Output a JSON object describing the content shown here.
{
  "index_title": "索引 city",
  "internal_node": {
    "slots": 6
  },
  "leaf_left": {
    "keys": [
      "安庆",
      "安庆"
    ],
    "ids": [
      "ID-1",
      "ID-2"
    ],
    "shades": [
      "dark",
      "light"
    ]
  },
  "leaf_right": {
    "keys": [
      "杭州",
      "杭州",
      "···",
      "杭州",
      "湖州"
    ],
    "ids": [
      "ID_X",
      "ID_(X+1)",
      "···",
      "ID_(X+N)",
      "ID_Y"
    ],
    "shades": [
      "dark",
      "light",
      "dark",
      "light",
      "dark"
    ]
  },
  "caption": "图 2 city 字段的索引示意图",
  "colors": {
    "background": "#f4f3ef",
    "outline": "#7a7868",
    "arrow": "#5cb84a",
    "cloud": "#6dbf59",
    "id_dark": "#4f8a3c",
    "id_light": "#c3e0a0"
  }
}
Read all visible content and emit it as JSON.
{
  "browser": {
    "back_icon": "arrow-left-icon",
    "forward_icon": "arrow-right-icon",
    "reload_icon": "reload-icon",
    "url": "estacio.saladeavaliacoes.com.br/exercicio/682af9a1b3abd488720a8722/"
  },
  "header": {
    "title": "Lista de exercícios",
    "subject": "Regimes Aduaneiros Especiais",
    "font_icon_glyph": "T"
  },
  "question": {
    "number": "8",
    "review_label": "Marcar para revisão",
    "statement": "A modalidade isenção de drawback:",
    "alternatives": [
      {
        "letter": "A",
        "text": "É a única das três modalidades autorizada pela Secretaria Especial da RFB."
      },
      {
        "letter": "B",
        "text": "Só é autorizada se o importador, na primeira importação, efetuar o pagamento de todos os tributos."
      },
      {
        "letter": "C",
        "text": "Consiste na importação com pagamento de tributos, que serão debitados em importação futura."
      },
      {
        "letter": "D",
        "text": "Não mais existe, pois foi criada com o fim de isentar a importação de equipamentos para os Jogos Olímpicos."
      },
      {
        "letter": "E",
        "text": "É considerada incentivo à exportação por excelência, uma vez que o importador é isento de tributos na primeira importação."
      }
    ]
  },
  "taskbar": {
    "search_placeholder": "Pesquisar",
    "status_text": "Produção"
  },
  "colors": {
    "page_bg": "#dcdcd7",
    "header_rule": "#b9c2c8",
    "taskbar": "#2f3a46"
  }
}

::::::::::

▶ **To do**
From the listing above, extract every line exactly as it stands.

▶ **Written answer**
Output a JSON object describing the content shown here.
{
  "index_title": "索引 city",
  "internal_node": {
    "slots": 6
  },
  "leaf_left": {
    "keys": [
      "安庆",
      "安庆"
    ],
    "ids": [
      "ID-1",
      "ID-2"
    ],
    "shades": [
      "dark",
      "light"
    ]
  },
  "leaf_right": {
    "keys": [
      "杭州",
      "杭州",
      "···",
      "杭州",
      "湖州"
    ],
    "ids": [
      "ID_X",
      "ID_(X+1)",
      "···",
      "ID_(X+N)",
      "ID_Y"
    ],
    "shades": [
      "dark",
      "light",
      "dark",
      "light",
      "dark"
    ]
  },
  "caption": "图 2 city 字段的索引示意图",
  "colors": {
    "background": "#f4f3ef",
    "outline": "#7a7868",
    "arrow": "#5cb84a",
    "cloud": "#6dbf59",
    "id_dark": "#4f8a3c",
    "id_light": "#c3e0a0"
  }
}
Read all visible content and emit it as JSON.
{
  "browser": {
    "back_icon": "arrow-left-icon",
    "forward_icon": "arrow-right-icon",
    "reload_icon": "reload-icon",
    "url": "estacio.saladeavaliacoes.com.br/exercicio/682af9a1b3abd488720a8722/"
  },
  "header": {
    "title": "Lista de exercícios",
    "subject": "Regimes Aduaneiros Especiais",
    "font_icon_glyph": "T"
  },
  "question": {
    "number": "8",
    "review_label": "Marcar para revisão",
    "statement": "A modalidade isenção de drawback:",
    "alternatives": [
      {
        "letter": "A",
        "text": "É a única das três modalidades autorizada pela Secretaria Especial da RFB."
      },
      {
        "letter": "B",
        "text": "Só é autorizada se o importador, na primeira importação, efetuar o pagamento de todos os tributos."
      },
      {
        "letter": "C",
        "text": "Consiste na importação com pagamento de tributos, que serão debitados em importação futura."
      },
      {
        "letter": "D",
        "text": "Não mais existe, pois foi criada com o fim de isentar a importação de equipamentos para os Jogos Olímpicos."
      },
      {
        "letter": "E",
        "text": "É considerada incentivo à exportação por excelência, uma vez que o importador é isento de tributos na primeira importação."
      }
    ]
  },
  "taskbar": {
    "search_placeholder": "Pesquisar",
    "status_text": "Produção"
  },
  "colors": {
    "page_bg": "#dcdcd7",
    "header_rule": "#b9c2c8",
    "taskbar": "#2f3a46"
  }
}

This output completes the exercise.